## start Items

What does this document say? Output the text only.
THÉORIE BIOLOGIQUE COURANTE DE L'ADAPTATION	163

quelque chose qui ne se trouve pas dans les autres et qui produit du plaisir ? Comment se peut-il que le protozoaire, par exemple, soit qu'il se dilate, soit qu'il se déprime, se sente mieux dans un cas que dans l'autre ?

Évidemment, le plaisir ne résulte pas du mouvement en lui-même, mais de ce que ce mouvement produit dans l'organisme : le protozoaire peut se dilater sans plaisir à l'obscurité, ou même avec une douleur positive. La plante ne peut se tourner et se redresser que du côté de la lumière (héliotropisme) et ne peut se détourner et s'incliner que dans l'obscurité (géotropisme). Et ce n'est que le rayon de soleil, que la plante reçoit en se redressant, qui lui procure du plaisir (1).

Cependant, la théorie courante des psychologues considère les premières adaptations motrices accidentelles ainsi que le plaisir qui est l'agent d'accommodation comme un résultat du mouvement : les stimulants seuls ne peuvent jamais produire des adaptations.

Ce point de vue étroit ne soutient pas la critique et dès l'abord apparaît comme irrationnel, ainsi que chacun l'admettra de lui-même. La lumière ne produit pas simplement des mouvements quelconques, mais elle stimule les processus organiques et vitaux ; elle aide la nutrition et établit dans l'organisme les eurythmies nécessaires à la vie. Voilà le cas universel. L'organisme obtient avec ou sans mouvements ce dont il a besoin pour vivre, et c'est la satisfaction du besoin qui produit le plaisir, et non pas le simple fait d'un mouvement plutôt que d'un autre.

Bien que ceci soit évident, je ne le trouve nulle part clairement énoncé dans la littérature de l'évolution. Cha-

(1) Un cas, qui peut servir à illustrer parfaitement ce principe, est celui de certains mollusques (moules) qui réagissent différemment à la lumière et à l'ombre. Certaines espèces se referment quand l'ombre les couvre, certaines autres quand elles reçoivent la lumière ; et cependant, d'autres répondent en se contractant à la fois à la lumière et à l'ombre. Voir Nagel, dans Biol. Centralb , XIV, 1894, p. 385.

## end Items

### What is being asked
Reproduce each entry exactly, leaving out nothing.

### In response
What does this document say? Output the text only.
THÉORIE BIOLOGIQUE COURANTE DE L'ADAPTATION	163

quelque chose qui ne se trouve pas dans les autres et qui produit du plaisir ? Comment se peut-il que le protozoaire, par exemple, soit qu'il se dilate, soit qu'il se déprime, se sente mieux dans un cas que dans l'autre ?

Évidemment, le plaisir ne résulte pas du mouvement en lui-même, mais de ce que ce mouvement produit dans l'organisme : le protozoaire peut se dilater sans plaisir à l'obscurité, ou même avec une douleur positive. La plante ne peut se tourner et se redresser que du côté de la lumière (héliotropisme) et ne peut se détourner et s'incliner que dans l'obscurité (géotropisme). Et ce n'est que le rayon de soleil, que la plante reçoit en se redressant, qui lui procure du plaisir (1).

Cependant, la théorie courante des psychologues considère les premières adaptations motrices accidentelles ainsi que le plaisir qui est l'agent d'accommodation comme un résultat du mouvement : les stimulants seuls ne peuvent jamais produire des adaptations.

Ce point de vue étroit ne soutient pas la critique et dès l'abord apparaît comme irrationnel, ainsi que chacun l'admettra de lui-même. La lumière ne produit pas simplement des mouvements quelconques, mais elle stimule les processus organiques et vitaux ; elle aide la nutrition et établit dans l'organisme les eurythmies nécessaires à la vie. Voilà le cas universel. L'organisme obtient avec ou sans mouvements ce dont il a besoin pour vivre, et c'est la satisfaction du besoin qui produit le plaisir, et non pas le simple fait d'un mouvement plutôt que d'un autre.

Bien que ceci soit évident, je ne le trouve nulle part clairement énoncé dans la littérature de l'évolution. Cha-

(1) Un cas, qui peut servir à illustrer parfaitement ce principe, est celui de certains mollusques (moules) qui réagissent différemment à la lumière et à l'ombre. Certaines espèces se referment quand l'ombre les couvre, certaines autres quand elles reçoivent la lumière ; et cependant, d'autres répondent en se contractant à la fois à la lumière et à l'ombre. Voir Nagel, dans Biol. Centralb , XIV, 1894, p. 385.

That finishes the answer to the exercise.